-- Start Supplied entries --

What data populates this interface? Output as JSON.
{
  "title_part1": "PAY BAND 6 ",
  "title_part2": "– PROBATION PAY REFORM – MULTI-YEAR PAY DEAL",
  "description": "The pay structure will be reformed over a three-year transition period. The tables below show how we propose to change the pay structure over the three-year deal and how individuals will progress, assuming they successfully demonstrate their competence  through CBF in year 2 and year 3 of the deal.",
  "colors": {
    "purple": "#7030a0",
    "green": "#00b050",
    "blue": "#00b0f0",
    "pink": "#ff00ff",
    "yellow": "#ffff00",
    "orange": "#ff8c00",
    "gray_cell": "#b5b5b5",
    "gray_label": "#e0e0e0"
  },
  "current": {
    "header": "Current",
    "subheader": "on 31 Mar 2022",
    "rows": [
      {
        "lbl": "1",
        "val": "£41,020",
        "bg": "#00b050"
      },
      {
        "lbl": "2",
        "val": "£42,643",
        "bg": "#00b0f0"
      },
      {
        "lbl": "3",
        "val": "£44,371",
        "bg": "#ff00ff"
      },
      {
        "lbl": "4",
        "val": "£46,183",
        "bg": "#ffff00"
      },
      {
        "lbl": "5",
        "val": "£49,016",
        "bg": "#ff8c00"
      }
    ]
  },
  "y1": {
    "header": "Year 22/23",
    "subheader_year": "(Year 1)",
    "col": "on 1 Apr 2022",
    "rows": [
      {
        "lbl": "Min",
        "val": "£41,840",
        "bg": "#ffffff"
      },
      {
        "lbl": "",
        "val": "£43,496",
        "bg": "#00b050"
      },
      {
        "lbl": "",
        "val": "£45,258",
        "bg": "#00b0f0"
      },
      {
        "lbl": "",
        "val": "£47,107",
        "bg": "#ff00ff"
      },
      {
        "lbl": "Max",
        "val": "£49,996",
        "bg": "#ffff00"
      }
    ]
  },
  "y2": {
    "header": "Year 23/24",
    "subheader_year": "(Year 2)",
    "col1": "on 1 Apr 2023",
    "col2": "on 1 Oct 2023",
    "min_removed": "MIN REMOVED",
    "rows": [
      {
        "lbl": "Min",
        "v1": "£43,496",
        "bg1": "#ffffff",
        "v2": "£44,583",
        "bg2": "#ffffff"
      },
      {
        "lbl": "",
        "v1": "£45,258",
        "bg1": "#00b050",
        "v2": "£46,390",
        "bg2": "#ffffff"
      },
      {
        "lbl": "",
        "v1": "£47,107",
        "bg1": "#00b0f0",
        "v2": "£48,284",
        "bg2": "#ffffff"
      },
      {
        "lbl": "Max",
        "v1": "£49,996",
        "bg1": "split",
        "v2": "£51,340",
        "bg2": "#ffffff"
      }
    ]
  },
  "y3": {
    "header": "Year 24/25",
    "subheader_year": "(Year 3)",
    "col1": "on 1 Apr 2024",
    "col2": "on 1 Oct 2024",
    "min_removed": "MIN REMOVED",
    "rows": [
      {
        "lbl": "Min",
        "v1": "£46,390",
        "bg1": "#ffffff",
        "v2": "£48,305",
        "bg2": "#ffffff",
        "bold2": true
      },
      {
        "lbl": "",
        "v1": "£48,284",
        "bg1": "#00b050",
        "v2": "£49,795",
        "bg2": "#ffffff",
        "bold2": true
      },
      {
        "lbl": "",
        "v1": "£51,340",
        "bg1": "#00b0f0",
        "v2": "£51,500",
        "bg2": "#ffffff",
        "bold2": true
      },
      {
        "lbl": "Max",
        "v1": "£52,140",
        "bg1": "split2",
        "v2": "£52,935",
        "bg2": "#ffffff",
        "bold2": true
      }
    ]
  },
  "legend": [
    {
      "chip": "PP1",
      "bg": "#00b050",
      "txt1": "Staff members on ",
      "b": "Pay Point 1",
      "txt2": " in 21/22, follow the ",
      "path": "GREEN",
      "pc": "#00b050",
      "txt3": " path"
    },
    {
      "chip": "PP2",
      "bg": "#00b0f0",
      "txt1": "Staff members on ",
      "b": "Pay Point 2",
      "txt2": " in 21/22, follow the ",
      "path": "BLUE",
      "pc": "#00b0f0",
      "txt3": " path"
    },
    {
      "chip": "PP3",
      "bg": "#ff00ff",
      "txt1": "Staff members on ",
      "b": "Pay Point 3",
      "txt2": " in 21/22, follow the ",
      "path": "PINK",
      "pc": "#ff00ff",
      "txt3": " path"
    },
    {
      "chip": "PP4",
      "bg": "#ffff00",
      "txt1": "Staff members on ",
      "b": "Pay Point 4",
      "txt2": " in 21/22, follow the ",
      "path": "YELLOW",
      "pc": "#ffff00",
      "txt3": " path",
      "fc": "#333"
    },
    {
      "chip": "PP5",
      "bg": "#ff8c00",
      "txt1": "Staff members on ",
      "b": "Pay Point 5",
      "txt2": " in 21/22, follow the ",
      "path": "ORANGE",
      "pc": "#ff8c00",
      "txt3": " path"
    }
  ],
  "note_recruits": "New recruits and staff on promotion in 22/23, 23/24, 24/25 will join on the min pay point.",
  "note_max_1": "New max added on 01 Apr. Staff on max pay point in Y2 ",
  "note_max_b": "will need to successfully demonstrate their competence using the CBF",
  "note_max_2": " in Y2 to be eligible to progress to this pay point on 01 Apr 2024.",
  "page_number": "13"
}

-- End Supplied entries --
-- Start Supplied entries --

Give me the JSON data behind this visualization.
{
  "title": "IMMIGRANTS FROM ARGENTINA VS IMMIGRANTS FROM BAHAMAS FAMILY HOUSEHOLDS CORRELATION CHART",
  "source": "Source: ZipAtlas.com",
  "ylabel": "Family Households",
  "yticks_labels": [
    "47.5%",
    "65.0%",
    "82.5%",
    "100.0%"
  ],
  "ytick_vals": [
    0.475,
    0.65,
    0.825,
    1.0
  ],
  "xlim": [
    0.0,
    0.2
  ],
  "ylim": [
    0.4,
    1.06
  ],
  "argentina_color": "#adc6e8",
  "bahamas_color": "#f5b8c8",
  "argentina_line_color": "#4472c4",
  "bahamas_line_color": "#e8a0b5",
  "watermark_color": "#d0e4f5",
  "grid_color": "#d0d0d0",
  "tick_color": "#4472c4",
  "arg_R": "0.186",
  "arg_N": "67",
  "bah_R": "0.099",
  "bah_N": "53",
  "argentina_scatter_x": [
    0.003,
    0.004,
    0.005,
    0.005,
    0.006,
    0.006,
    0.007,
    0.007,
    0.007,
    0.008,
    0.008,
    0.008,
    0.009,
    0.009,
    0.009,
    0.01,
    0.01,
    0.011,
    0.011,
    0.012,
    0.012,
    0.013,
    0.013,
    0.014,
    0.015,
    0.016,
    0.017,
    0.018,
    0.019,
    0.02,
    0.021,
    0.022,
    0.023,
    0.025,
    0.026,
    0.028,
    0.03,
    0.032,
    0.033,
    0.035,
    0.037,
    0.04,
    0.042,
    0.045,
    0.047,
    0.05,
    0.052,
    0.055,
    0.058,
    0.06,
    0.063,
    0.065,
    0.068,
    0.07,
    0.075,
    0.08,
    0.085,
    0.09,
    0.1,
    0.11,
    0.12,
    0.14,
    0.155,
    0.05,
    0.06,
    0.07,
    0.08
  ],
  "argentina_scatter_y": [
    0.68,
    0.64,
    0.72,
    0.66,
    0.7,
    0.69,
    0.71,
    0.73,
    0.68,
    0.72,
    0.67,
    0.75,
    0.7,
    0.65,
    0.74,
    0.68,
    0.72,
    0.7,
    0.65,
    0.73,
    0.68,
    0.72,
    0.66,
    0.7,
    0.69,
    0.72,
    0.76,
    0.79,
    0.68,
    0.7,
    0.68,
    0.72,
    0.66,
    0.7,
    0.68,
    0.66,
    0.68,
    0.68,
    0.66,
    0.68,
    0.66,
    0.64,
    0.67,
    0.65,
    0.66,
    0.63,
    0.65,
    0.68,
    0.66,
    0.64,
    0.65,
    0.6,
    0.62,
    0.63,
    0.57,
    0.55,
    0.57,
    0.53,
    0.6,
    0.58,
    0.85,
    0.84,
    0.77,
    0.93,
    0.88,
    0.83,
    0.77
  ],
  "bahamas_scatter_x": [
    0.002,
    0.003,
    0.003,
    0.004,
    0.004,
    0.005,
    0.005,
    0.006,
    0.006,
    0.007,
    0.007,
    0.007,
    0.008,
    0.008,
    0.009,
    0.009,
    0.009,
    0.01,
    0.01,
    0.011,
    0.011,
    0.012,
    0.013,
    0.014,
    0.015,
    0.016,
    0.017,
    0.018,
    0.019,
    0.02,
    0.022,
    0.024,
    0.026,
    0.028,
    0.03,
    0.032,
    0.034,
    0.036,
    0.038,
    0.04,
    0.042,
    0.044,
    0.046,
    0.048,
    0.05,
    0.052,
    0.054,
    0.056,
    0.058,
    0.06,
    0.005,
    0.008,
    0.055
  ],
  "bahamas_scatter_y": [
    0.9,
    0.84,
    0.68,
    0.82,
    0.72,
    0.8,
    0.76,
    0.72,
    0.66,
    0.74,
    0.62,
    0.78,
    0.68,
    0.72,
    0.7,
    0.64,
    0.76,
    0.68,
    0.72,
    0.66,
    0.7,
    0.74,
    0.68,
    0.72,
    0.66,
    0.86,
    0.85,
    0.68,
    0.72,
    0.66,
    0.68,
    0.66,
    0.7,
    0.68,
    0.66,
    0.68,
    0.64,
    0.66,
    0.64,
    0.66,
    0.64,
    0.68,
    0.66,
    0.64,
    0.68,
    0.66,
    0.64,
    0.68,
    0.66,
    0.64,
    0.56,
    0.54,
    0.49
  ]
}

-- End Supplied entries --
-- Start Supplied entries --

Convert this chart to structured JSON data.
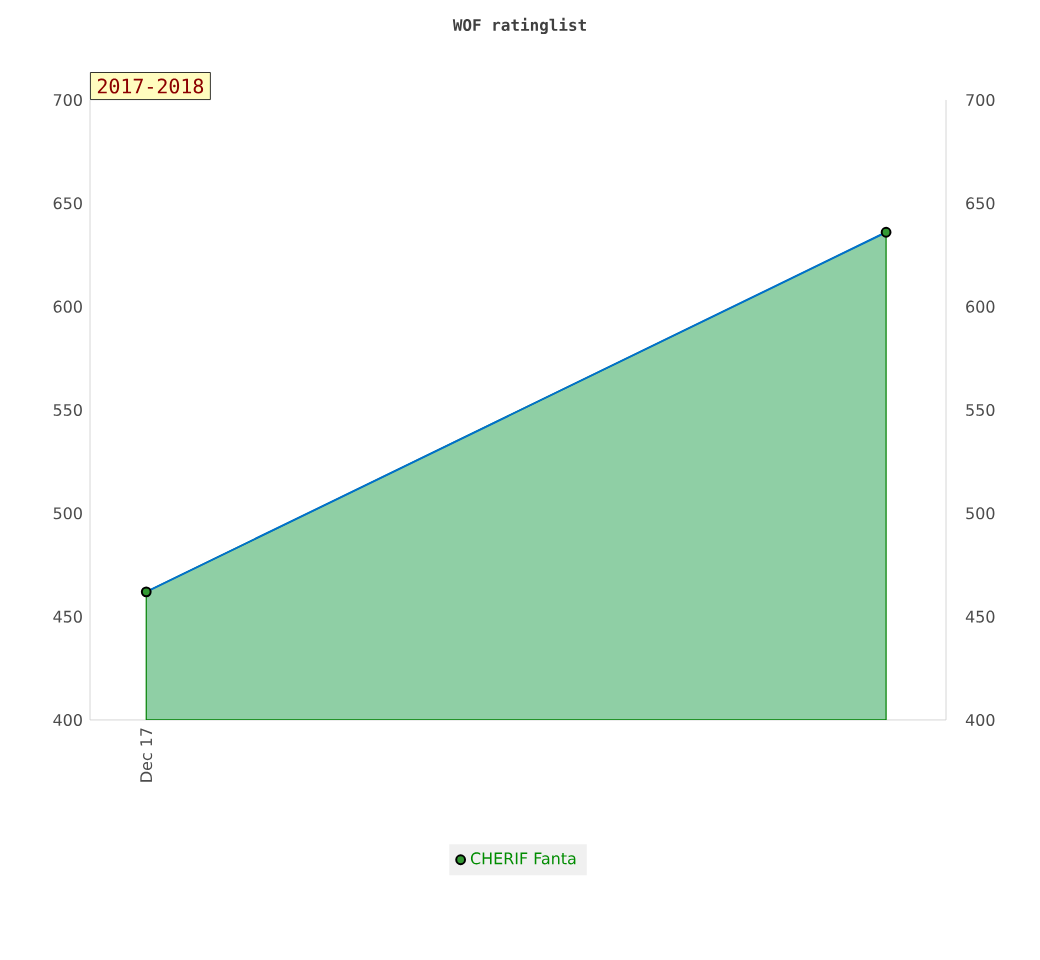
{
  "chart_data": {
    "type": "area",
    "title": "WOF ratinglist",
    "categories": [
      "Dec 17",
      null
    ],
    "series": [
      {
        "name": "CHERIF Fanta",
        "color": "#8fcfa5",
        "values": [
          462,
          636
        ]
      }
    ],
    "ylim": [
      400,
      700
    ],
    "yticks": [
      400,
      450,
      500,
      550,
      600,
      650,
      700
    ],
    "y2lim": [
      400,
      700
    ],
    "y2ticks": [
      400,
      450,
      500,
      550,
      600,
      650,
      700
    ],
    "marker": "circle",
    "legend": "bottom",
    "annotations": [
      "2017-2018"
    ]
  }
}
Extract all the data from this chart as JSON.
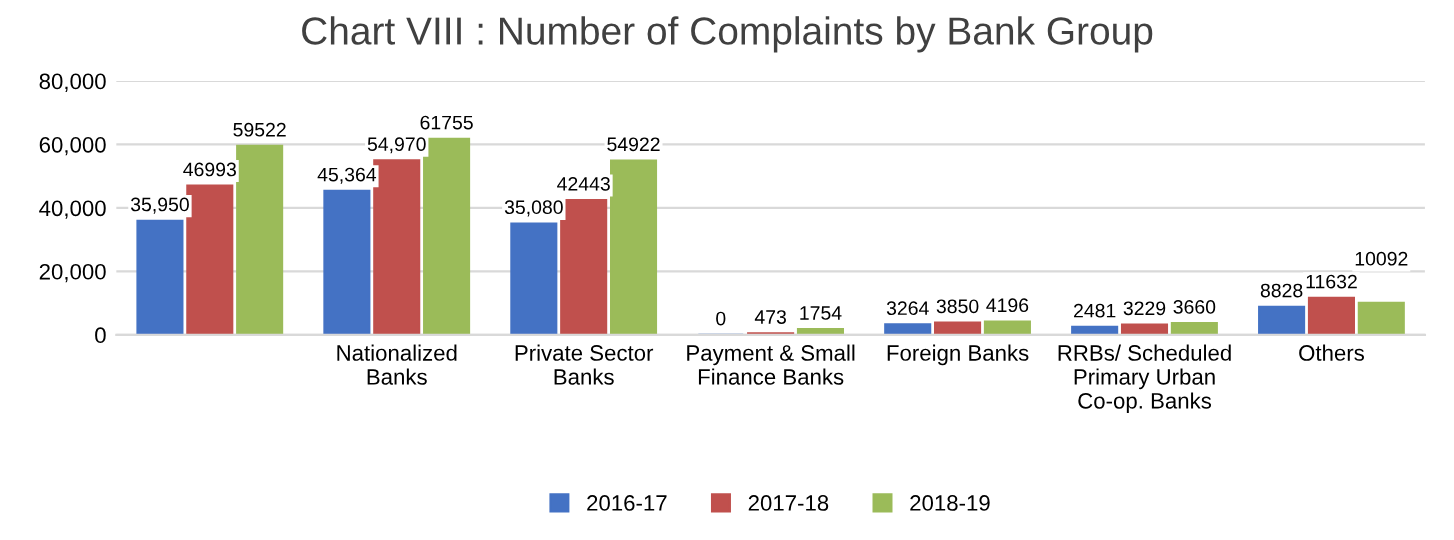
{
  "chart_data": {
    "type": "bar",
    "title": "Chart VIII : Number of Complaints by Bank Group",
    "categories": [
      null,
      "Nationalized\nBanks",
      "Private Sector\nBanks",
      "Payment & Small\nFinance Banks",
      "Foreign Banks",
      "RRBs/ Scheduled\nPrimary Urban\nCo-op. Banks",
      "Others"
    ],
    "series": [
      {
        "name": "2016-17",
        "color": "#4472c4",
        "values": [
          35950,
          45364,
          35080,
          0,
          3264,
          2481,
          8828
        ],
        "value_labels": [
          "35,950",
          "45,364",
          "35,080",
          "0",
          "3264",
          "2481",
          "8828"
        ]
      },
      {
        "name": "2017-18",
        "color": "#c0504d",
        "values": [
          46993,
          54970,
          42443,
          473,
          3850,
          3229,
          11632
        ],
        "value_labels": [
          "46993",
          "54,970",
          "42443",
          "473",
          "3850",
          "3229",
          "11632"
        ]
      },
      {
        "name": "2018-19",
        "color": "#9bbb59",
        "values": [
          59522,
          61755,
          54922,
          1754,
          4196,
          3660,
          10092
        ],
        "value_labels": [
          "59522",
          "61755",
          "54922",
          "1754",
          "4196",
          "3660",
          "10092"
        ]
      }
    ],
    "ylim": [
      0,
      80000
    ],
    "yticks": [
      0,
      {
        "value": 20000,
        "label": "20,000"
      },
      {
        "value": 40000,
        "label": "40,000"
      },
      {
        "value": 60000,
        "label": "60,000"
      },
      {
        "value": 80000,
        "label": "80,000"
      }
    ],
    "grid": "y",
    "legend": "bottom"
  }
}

-- End Supplied entries --

• [Task requirements]:
Which lines hold the string "name"? List them all.

• [Problem solution]:
        "name": "CHERIF Fanta",
        "name": "2016-17",
        "name": "2017-18",
        "name": "2018-19",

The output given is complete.